REQUIRED WORK: Set each record down exactly, excluding all images.

## begin

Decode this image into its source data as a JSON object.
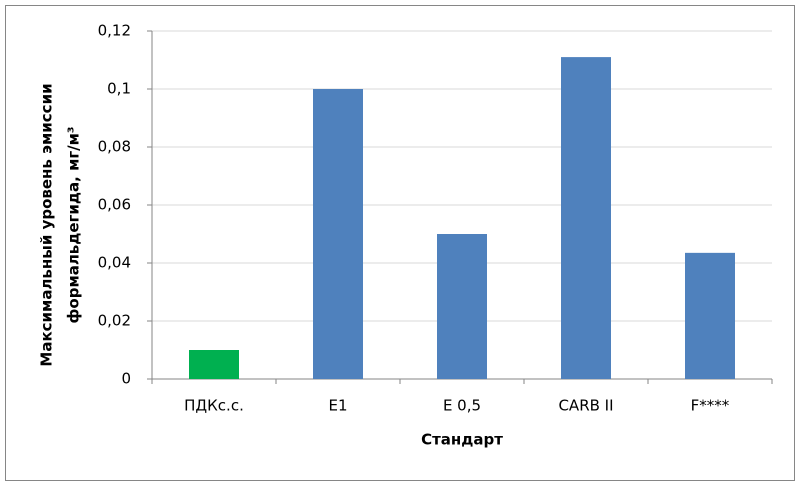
{
  "chart_data": {
    "type": "bar",
    "y_label": [
      "Максимальный уровень эмиссии",
      "формальдегида, мг/м³"
    ],
    "x_label": "Стандарт",
    "categories": [
      "ПДКс.с.",
      "E1",
      "E 0,5",
      "CARB II",
      "F****"
    ],
    "values": [
      0.01,
      0.1,
      0.05,
      0.111,
      0.0435
    ],
    "colors": [
      "#00b050",
      "#4f81bd",
      "#4f81bd",
      "#4f81bd",
      "#4f81bd"
    ],
    "ylim": [
      0,
      0.12
    ],
    "yticks": [
      0,
      {
        "value": 0.02,
        "label": "0,02"
      },
      {
        "value": 0.04,
        "label": "0,04"
      },
      {
        "value": 0.06,
        "label": "0,06"
      },
      {
        "value": 0.08,
        "label": "0,08"
      },
      {
        "value": 0.1,
        "label": "0,1"
      },
      {
        "value": 0.12,
        "label": "0,12"
      }
    ],
    "grid": true
  }
}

## end

WRITTEN SOLUTION:
Decode this image into its source data as a JSON object.
{
  "chart_data": {
    "type": "bar",
    "y_label": [
      "Максимальный уровень эмиссии",
      "формальдегида, мг/м³"
    ],
    "x_label": "Стандарт",
    "categories": [
      "ПДКс.с.",
      "E1",
      "E 0,5",
      "CARB II",
      "F****"
    ],
    "values": [
      0.01,
      0.1,
      0.05,
      0.111,
      0.0435
    ],
    "colors": [
      "#00b050",
      "#4f81bd",
      "#4f81bd",
      "#4f81bd",
      "#4f81bd"
    ],
    "ylim": [
      0,
      0.12
    ],
    "yticks": [
      0,
      {
        "value": 0.02,
        "label": "0,02"
      },
      {
        "value": 0.04,
        "label": "0,04"
      },
      {
        "value": 0.06,
        "label": "0,06"
      },
      {
        "value": 0.08,
        "label": "0,08"
      },
      {
        "value": 0.1,
        "label": "0,1"
      },
      {
        "value": 0.12,
        "label": "0,12"
      }
    ],
    "grid": true
  }
}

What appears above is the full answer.